### Provided data

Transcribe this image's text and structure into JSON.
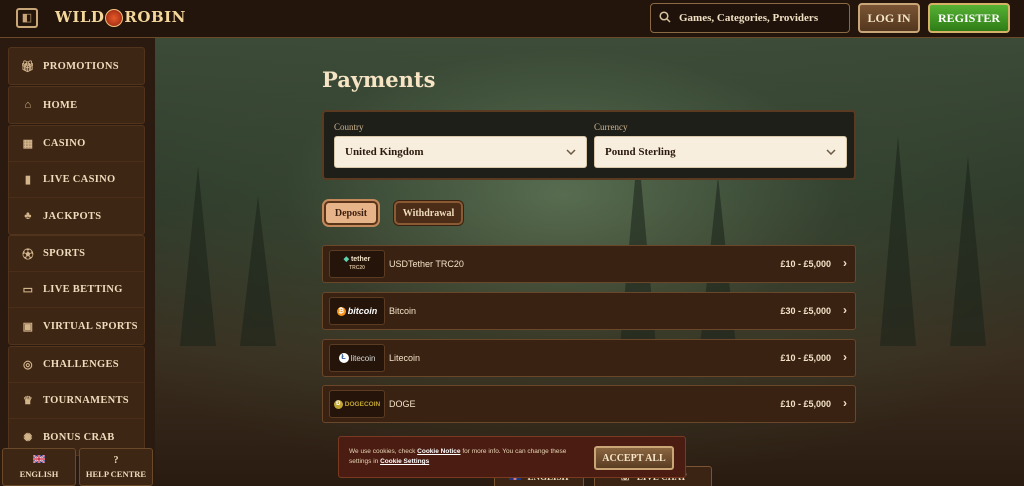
{
  "header": {
    "logo_text_left": "WILD",
    "logo_text_right": "ROBIN",
    "search_placeholder": "Games, Categories, Providers",
    "login_label": "LOG IN",
    "register_label": "REGISTER",
    "icons": {
      "menu": "sidebar-toggle-icon",
      "search": "search-icon"
    }
  },
  "sidebar": {
    "groups": [
      [
        {
          "label": "PROMOTIONS",
          "icon": "gift-icon"
        }
      ],
      [
        {
          "label": "HOME",
          "icon": "home-icon"
        }
      ],
      [
        {
          "label": "CASINO",
          "icon": "casino-icon"
        },
        {
          "label": "LIVE CASINO",
          "icon": "live-casino-icon"
        },
        {
          "label": "JACKPOTS",
          "icon": "clover-icon"
        }
      ],
      [
        {
          "label": "SPORTS",
          "icon": "ball-icon"
        },
        {
          "label": "LIVE BETTING",
          "icon": "live-icon"
        },
        {
          "label": "VIRTUAL SPORTS",
          "icon": "monitor-icon"
        }
      ],
      [
        {
          "label": "CHALLENGES",
          "icon": "target-icon"
        },
        {
          "label": "TOURNAMENTS",
          "icon": "trophy-icon"
        },
        {
          "label": "BONUS CRAB",
          "icon": "crab-icon"
        }
      ]
    ],
    "footer": {
      "language": "ENGLISH",
      "help": "HELP CENTRE"
    }
  },
  "main": {
    "title": "Payments",
    "country_label": "Country",
    "country_value": "United Kingdom",
    "currency_label": "Currency",
    "currency_value": "Pound Sterling",
    "tabs": [
      {
        "label": "Deposit",
        "active": true
      },
      {
        "label": "Withdrawal",
        "active": false
      }
    ],
    "methods": [
      {
        "logo": "tether",
        "logo_sub": "TRC20",
        "name": "USDTether TRC20",
        "range": "£10 - £5,000"
      },
      {
        "logo": "bitcoin",
        "name": "Bitcoin",
        "range": "£30 - £5,000"
      },
      {
        "logo": "litecoin",
        "name": "Litecoin",
        "range": "£10 - £5,000"
      },
      {
        "logo": "DOGECOIN",
        "name": "DOGE",
        "range": "£10 - £5,000"
      }
    ]
  },
  "cookie": {
    "text_1": "We use cookies, check ",
    "link_1": "Cookie Notice",
    "text_2": " for more info. You can change these settings in ",
    "link_2": "Cookie Settings",
    "accept_label": "ACCEPT ALL"
  },
  "bottom_bar": {
    "language": "ENGLISH",
    "live_chat": "LIVE CHAT"
  },
  "colors": {
    "accent_gold": "#c9a678",
    "register_green": "#3f9a22",
    "panel_brown": "#3a2213"
  }
}
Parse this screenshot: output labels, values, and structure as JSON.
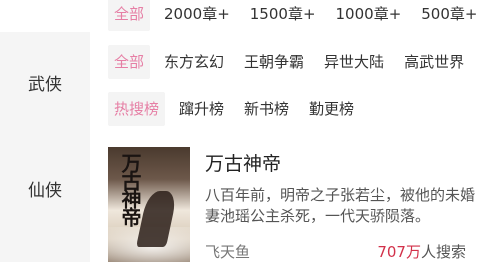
{
  "sidebar": {
    "categories": [
      {
        "label": "武侠"
      },
      {
        "label": "仙侠"
      }
    ]
  },
  "filters": {
    "word_count": [
      "全部",
      "2000章+",
      "1500章+",
      "1000章+",
      "500章+"
    ],
    "world_type": [
      "全部",
      "东方玄幻",
      "王朝争霸",
      "异世大陆",
      "高武世界"
    ],
    "rank_type": [
      "热搜榜",
      "蹿升榜",
      "新书榜",
      "勤更榜"
    ]
  },
  "book": {
    "title": "万古神帝",
    "cover_text": "万古神帝",
    "intro": "八百年前，明帝之子张若尘，被他的未婚妻池瑶公主杀死，一代天骄陨落。",
    "author": "飞天鱼",
    "search_count": "707万",
    "search_suffix": "人搜索"
  },
  "colors": {
    "accent": "#e67fa5",
    "count_red": "#d2314a",
    "sidebar_bg": "#f5f5f5"
  }
}
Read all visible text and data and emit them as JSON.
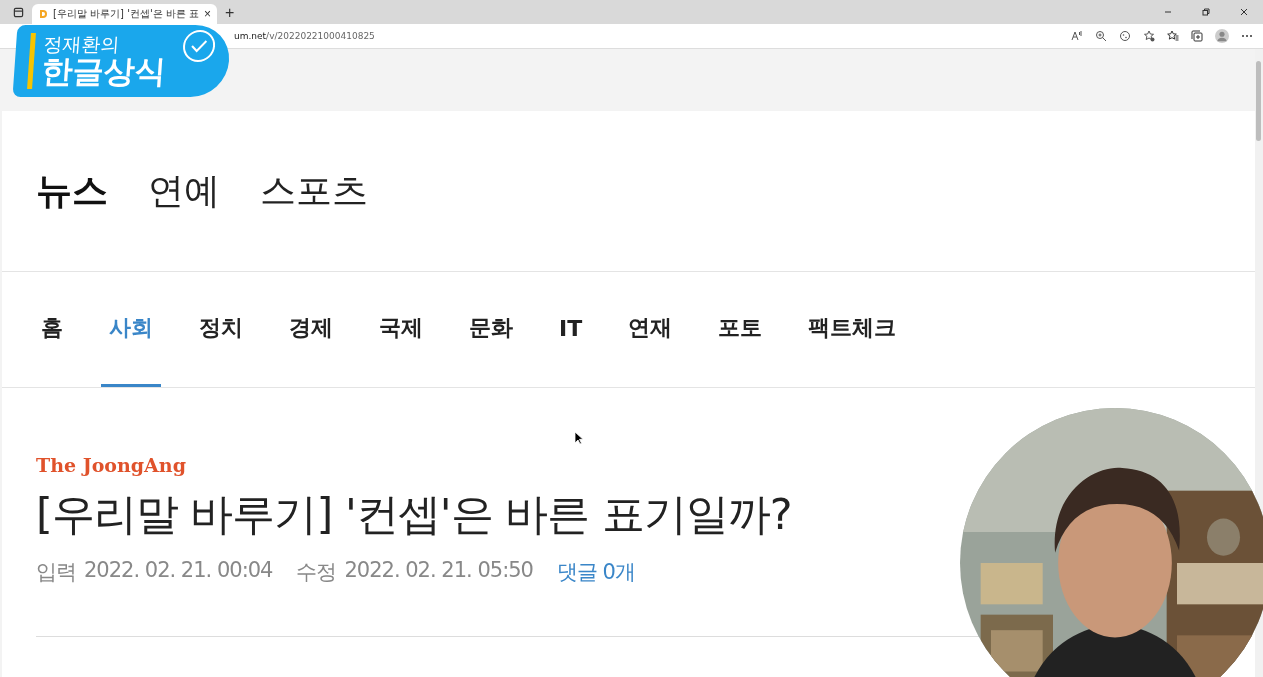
{
  "browser": {
    "tab_title": "[우리말 바루기] '컨셉'은 바른 표",
    "tab_close": "×",
    "new_tab": "+",
    "url_host": "um.net",
    "url_path": "/v/20220221000410825"
  },
  "overlay": {
    "line_1": "정재환의",
    "line_2": "한글상식"
  },
  "service_tabs": [
    {
      "label": "뉴스",
      "selected": true
    },
    {
      "label": "연예",
      "selected": false
    },
    {
      "label": "스포츠",
      "selected": false
    }
  ],
  "categories": [
    {
      "label": "홈",
      "selected": false
    },
    {
      "label": "사회",
      "selected": true
    },
    {
      "label": "정치",
      "selected": false
    },
    {
      "label": "경제",
      "selected": false
    },
    {
      "label": "국제",
      "selected": false
    },
    {
      "label": "문화",
      "selected": false
    },
    {
      "label": "IT",
      "selected": false
    },
    {
      "label": "연재",
      "selected": false
    },
    {
      "label": "포토",
      "selected": false
    },
    {
      "label": "팩트체크",
      "selected": false
    }
  ],
  "article": {
    "source": "The JoongAng",
    "title": "[우리말 바루기] '컨셉'은 바른 표기일까?",
    "input_label": "입력",
    "input_time": "2022. 02. 21. 00:04",
    "modified_label": "수정",
    "modified_time": "2022. 02. 21. 05:50",
    "comments": "댓글 0개"
  }
}
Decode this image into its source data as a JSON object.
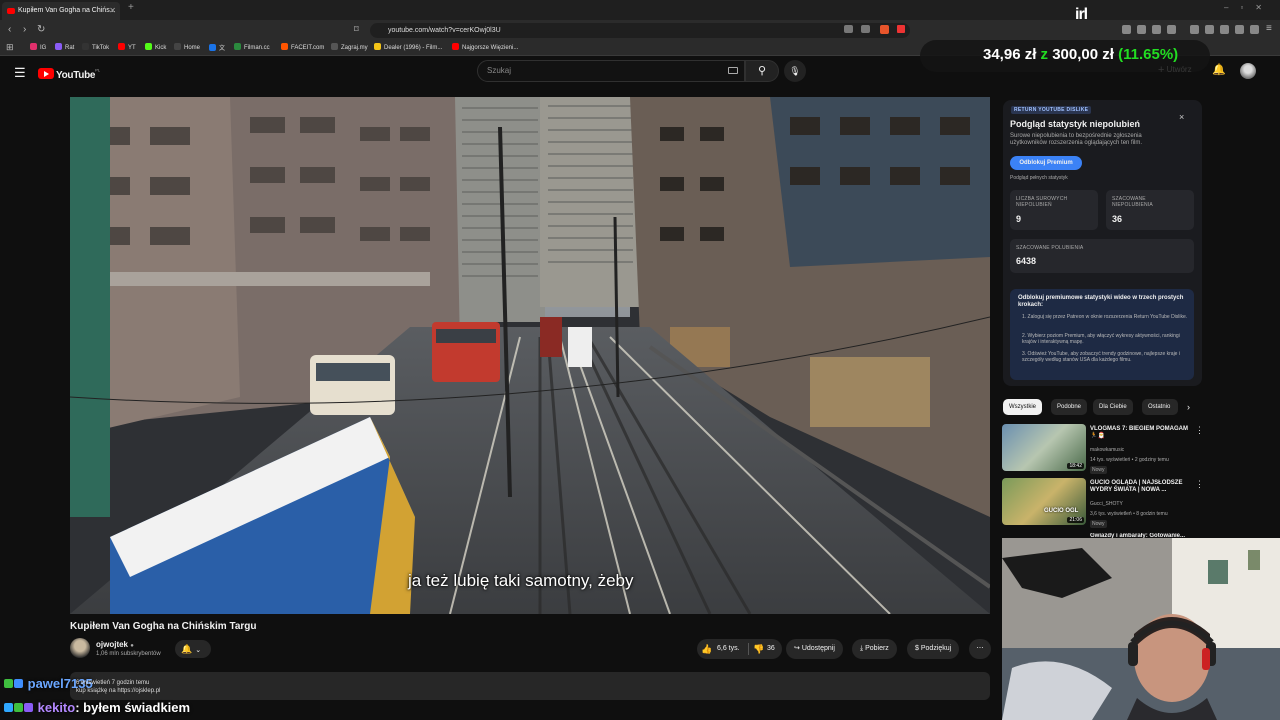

### Written task
Leave the pictures out and write out every entry exactly as given.

### Written answer
Transcribe this image's text and structure into JSON.
{
  "header": {
    "logo_text_left": "WILD",
    "logo_text_right": "ROBIN",
    "search_placeholder": "Games, Categories, Providers",
    "login_label": "LOG IN",
    "register_label": "REGISTER",
    "icons": {
      "menu": "sidebar-toggle-icon",
      "search": "search-icon"
    }
  },
  "sidebar": {
    "groups": [
      [
        {
          "label": "PROMOTIONS",
          "icon": "gift-icon"
        }
      ],
      [
        {
          "label": "HOME",
          "icon": "home-icon"
        }
      ],
      [
        {
          "label": "CASINO",
          "icon": "casino-icon"
        },
        {
          "label": "LIVE CASINO",
          "icon": "live-casino-icon"
        },
        {
          "label": "JACKPOTS",
          "icon": "clover-icon"
        }
      ],
      [
        {
          "label": "SPORTS",
          "icon": "ball-icon"
        },
        {
          "label": "LIVE BETTING",
          "icon": "live-icon"
        },
        {
          "label": "VIRTUAL SPORTS",
          "icon": "monitor-icon"
        }
      ],
      [
        {
          "label": "CHALLENGES",
          "icon": "target-icon"
        },
        {
          "label": "TOURNAMENTS",
          "icon": "trophy-icon"
        },
        {
          "label": "BONUS CRAB",
          "icon": "crab-icon"
        }
      ]
    ],
    "footer": {
      "language": "ENGLISH",
      "help": "HELP CENTRE"
    }
  },
  "main": {
    "title": "Payments",
    "country_label": "Country",
    "country_value": "United Kingdom",
    "currency_label": "Currency",
    "currency_value": "Pound Sterling",
    "tabs": [
      {
        "label": "Deposit",
        "active": true
      },
      {
        "label": "Withdrawal",
        "active": false
      }
    ],
    "methods": [
      {
        "logo": "tether",
        "logo_sub": "TRC20",
        "name": "USDTether TRC20",
        "range": "£10 - £5,000"
      },
      {
        "logo": "bitcoin",
        "name": "Bitcoin",
        "range": "£30 - £5,000"
      },
      {
        "logo": "litecoin",
        "name": "Litecoin",
        "range": "£10 - £5,000"
      },
      {
        "logo": "DOGECOIN",
        "name": "DOGE",
        "range": "£10 - £5,000"
      }
    ]
  },
  "cookie": {
    "text_1": "We use cookies, check ",
    "link_1": "Cookie Notice",
    "text_2": " for more info. You can change these settings in ",
    "link_2": "Cookie Settings",
    "accept_label": "ACCEPT ALL"
  },
  "bottom_bar": {
    "language": "ENGLISH",
    "live_chat": "LIVE CHAT"
  },
  "colors": {
    "accent_gold": "#c9a678",
    "register_green": "#3f9a22",
    "panel_brown": "#3a2213"
  }
}
Parse this screenshot: output labels, values, and structure as JSON.
{
  "sidebar": {
    "categories": [
      {
        "label": "武侠"
      },
      {
        "label": "仙侠"
      }
    ]
  },
  "filters": {
    "word_count": [
      "全部",
      "2000章+",
      "1500章+",
      "1000章+",
      "500章+"
    ],
    "world_type": [
      "全部",
      "东方玄幻",
      "王朝争霸",
      "异世大陆",
      "高武世界"
    ],
    "rank_type": [
      "热搜榜",
      "蹿升榜",
      "新书榜",
      "勤更榜"
    ]
  },
  "book": {
    "title": "万古神帝",
    "cover_text": "万古神帝",
    "intro": "八百年前，明帝之子张若尘，被他的未婚妻池瑶公主杀死，一代天骄陨落。",
    "author": "飞天鱼",
    "search_count": "707万",
    "search_suffix": "人搜索"
  },
  "colors": {
    "accent": "#e67fa5",
    "count_red": "#d2314a",
    "sidebar_bg": "#f5f5f5"
  }
}
Read all visible text and data and emit them as JSON.
{
  "browser": {
    "tab_title": "[우리말 바루기] '컨셉'은 바른 표",
    "tab_close": "×",
    "new_tab": "+",
    "url_host": "um.net",
    "url_path": "/v/20220221000410825"
  },
  "overlay": {
    "line_1": "정재환의",
    "line_2": "한글상식"
  },
  "service_tabs": [
    {
      "label": "뉴스",
      "selected": true
    },
    {
      "label": "연예",
      "selected": false
    },
    {
      "label": "스포츠",
      "selected": false
    }
  ],
  "categories": [
    {
      "label": "홈",
      "selected": false
    },
    {
      "label": "사회",
      "selected": true
    },
    {
      "label": "정치",
      "selected": false
    },
    {
      "label": "경제",
      "selected": false
    },
    {
      "label": "국제",
      "selected": false
    },
    {
      "label": "문화",
      "selected": false
    },
    {
      "label": "IT",
      "selected": false
    },
    {
      "label": "연재",
      "selected": false
    },
    {
      "label": "포토",
      "selected": false
    },
    {
      "label": "팩트체크",
      "selected": false
    }
  ],
  "article": {
    "source": "The JoongAng",
    "title": "[우리말 바루기] '컨셉'은 바른 표기일까?",
    "input_label": "입력",
    "input_time": "2022. 02. 21. 00:04",
    "modified_label": "수정",
    "modified_time": "2022. 02. 21. 05:50",
    "comments": "댓글 0개"
  }
}
Decode this image into its source data as a JSON object.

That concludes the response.